Problem to solve
Count, in the entries, the lines with "time". Answer with the number only.

## BEGIN

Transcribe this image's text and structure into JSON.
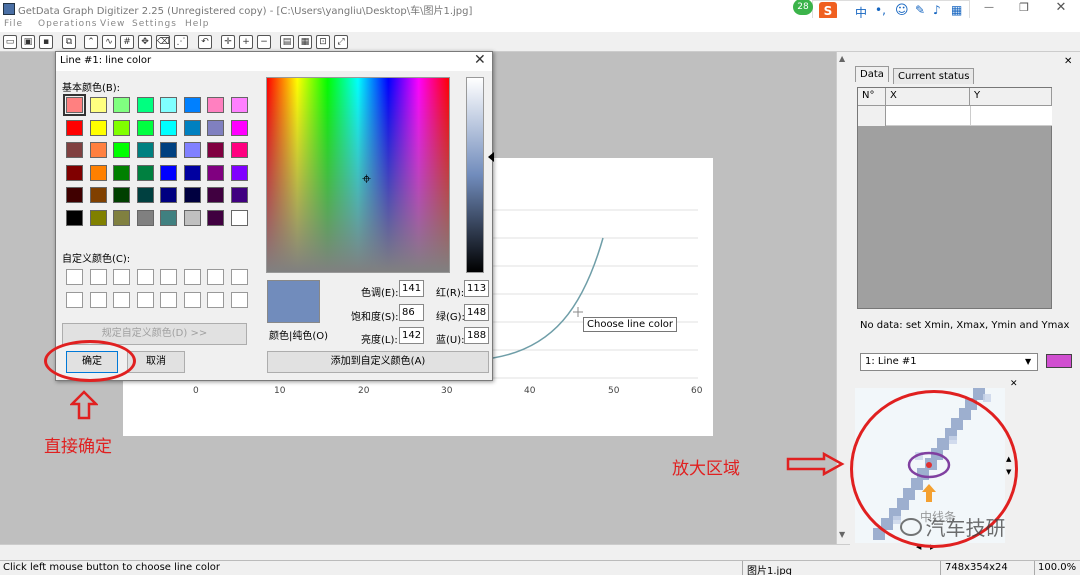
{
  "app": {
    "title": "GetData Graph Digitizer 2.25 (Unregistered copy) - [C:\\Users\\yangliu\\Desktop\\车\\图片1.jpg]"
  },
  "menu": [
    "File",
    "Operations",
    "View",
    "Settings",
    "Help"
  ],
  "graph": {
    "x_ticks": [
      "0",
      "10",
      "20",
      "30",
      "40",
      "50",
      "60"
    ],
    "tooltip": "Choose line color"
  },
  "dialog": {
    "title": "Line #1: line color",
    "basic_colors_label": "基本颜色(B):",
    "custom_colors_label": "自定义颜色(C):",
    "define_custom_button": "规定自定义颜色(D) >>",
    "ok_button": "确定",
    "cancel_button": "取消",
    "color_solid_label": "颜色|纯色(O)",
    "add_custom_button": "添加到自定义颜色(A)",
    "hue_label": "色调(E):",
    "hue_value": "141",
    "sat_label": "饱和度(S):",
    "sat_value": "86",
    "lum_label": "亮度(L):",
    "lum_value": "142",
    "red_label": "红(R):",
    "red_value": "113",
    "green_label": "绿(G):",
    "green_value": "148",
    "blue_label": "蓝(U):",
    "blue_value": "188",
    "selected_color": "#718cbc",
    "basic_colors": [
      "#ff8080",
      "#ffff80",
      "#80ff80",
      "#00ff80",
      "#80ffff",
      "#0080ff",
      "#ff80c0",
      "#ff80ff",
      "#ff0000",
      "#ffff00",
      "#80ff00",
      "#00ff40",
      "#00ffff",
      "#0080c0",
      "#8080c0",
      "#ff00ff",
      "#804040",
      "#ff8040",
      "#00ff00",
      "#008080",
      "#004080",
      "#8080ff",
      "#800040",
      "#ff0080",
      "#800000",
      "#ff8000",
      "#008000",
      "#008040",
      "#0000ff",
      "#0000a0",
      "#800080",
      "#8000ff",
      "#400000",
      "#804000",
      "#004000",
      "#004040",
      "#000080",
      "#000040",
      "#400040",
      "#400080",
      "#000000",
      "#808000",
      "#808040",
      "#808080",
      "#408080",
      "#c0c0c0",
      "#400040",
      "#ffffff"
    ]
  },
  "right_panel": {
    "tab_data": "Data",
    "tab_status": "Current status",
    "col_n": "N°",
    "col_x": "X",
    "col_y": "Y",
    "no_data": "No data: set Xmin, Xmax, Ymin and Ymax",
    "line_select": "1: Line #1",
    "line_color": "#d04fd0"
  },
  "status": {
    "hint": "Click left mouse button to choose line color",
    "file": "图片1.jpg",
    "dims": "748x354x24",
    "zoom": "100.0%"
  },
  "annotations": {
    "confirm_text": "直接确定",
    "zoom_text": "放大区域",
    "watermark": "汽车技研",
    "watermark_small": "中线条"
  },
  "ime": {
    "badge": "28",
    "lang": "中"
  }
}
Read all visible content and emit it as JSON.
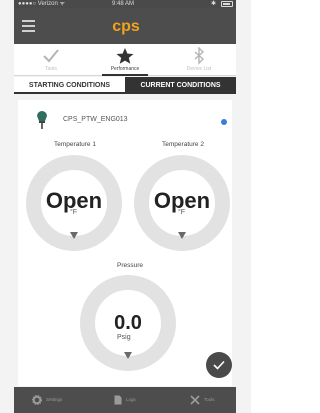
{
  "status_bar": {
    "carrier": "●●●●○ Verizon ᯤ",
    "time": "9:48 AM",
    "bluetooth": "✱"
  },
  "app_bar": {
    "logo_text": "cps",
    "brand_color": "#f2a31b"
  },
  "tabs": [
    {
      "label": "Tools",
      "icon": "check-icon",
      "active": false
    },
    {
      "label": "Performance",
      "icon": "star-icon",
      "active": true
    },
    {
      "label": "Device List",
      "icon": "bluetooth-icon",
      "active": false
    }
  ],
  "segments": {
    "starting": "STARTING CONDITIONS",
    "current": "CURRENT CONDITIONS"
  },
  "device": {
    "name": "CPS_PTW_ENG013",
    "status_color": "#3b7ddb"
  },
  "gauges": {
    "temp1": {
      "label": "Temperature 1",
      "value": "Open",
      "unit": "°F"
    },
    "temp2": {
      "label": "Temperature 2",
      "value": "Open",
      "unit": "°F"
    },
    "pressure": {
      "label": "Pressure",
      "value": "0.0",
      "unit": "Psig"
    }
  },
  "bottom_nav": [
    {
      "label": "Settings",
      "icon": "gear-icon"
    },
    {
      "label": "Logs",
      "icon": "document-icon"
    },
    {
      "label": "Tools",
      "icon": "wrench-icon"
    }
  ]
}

## END
## BEGIN

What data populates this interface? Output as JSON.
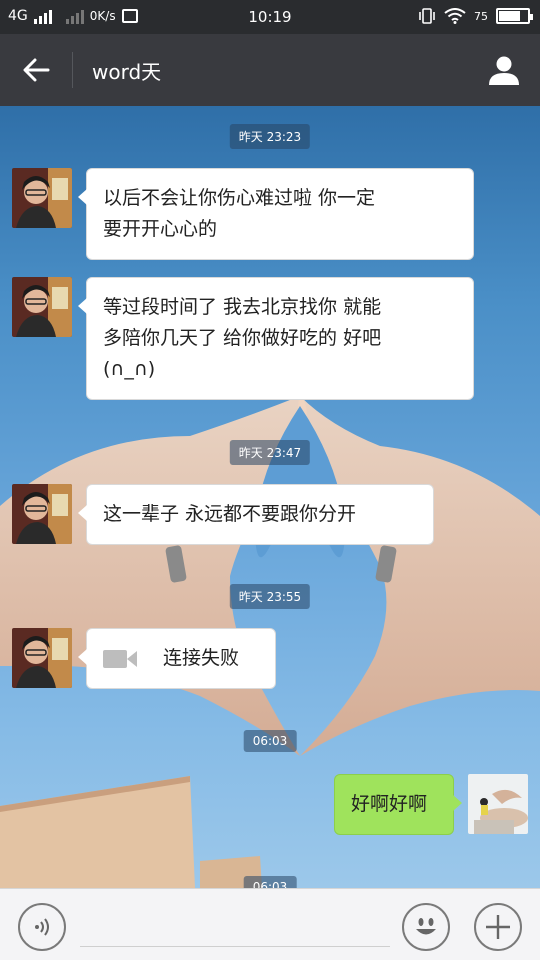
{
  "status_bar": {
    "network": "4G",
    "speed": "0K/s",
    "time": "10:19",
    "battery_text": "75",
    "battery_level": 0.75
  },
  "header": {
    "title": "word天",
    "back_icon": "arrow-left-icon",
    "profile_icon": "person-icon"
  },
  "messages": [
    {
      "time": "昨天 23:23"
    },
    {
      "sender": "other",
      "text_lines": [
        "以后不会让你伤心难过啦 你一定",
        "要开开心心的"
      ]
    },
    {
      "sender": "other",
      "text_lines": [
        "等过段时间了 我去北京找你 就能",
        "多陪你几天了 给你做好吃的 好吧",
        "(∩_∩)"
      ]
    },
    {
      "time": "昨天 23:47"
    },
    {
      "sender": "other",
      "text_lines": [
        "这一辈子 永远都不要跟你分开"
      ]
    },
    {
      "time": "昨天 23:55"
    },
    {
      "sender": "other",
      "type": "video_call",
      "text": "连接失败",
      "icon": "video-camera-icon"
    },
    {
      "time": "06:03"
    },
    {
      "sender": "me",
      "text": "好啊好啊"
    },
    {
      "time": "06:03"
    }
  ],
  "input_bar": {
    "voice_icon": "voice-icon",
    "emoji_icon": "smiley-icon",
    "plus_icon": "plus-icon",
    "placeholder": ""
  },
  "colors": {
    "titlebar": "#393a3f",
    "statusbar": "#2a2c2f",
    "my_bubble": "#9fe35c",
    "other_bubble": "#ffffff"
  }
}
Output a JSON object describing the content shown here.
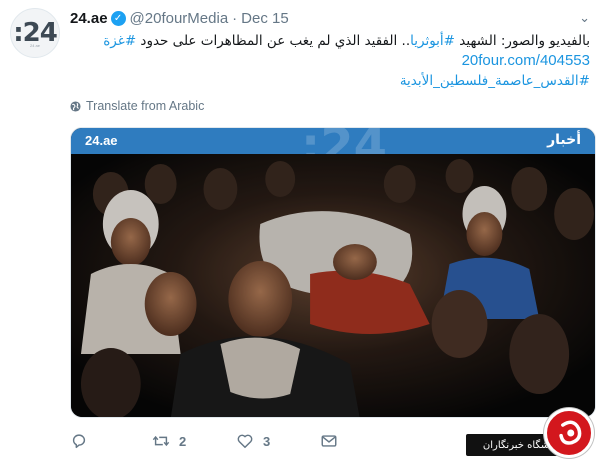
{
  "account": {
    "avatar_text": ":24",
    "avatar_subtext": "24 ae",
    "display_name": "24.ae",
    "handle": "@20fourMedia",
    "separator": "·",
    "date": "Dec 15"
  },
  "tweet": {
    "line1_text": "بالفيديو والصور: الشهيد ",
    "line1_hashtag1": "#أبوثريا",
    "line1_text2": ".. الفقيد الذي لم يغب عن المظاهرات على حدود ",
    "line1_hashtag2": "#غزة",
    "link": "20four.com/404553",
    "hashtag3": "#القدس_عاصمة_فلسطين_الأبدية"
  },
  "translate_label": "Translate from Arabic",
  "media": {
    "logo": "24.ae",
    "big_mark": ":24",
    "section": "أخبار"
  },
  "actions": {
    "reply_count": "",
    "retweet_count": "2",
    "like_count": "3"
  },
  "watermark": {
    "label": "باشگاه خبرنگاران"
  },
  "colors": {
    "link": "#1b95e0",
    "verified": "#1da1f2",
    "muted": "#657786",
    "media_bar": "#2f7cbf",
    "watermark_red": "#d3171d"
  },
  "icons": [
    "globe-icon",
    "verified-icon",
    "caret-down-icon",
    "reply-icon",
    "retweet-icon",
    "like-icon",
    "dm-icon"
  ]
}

## END
## BEGIN

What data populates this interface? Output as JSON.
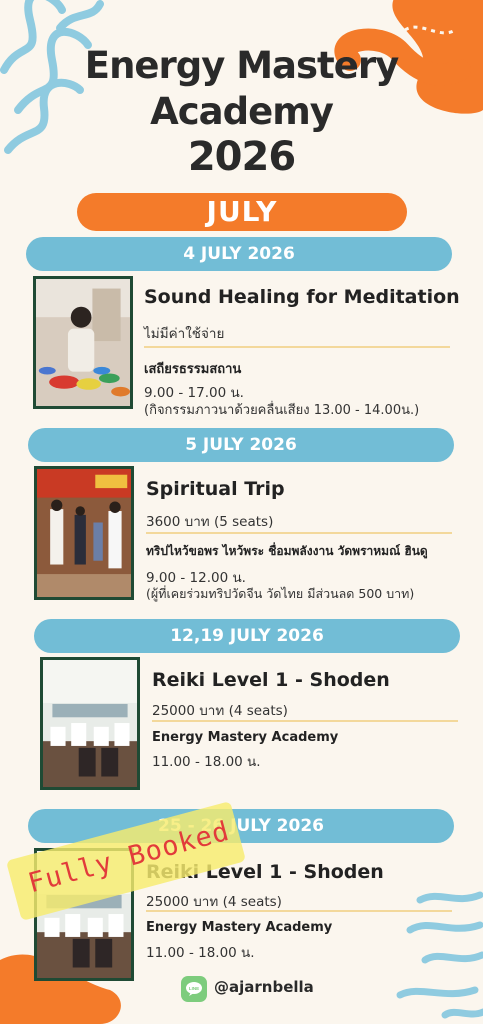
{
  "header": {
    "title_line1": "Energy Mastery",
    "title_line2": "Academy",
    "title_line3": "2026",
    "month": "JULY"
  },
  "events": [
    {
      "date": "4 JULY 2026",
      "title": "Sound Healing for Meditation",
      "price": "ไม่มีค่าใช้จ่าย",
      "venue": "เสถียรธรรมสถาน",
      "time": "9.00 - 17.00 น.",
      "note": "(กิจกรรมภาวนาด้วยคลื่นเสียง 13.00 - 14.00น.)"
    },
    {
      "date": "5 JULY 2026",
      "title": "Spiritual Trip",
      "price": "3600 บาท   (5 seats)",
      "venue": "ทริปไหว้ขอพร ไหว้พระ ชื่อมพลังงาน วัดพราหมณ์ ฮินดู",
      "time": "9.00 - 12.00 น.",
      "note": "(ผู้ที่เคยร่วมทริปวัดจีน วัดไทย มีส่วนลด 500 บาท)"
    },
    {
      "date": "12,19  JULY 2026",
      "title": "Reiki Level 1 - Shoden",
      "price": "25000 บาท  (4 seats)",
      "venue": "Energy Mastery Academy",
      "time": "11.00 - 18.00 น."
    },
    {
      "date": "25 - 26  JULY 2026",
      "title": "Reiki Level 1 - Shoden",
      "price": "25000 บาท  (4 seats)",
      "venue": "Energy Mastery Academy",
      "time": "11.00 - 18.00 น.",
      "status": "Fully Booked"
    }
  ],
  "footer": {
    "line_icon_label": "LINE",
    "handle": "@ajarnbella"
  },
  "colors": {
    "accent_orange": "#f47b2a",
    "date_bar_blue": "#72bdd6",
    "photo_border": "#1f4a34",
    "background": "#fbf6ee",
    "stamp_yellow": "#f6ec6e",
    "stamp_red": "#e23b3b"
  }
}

## END

Output of the exercise
11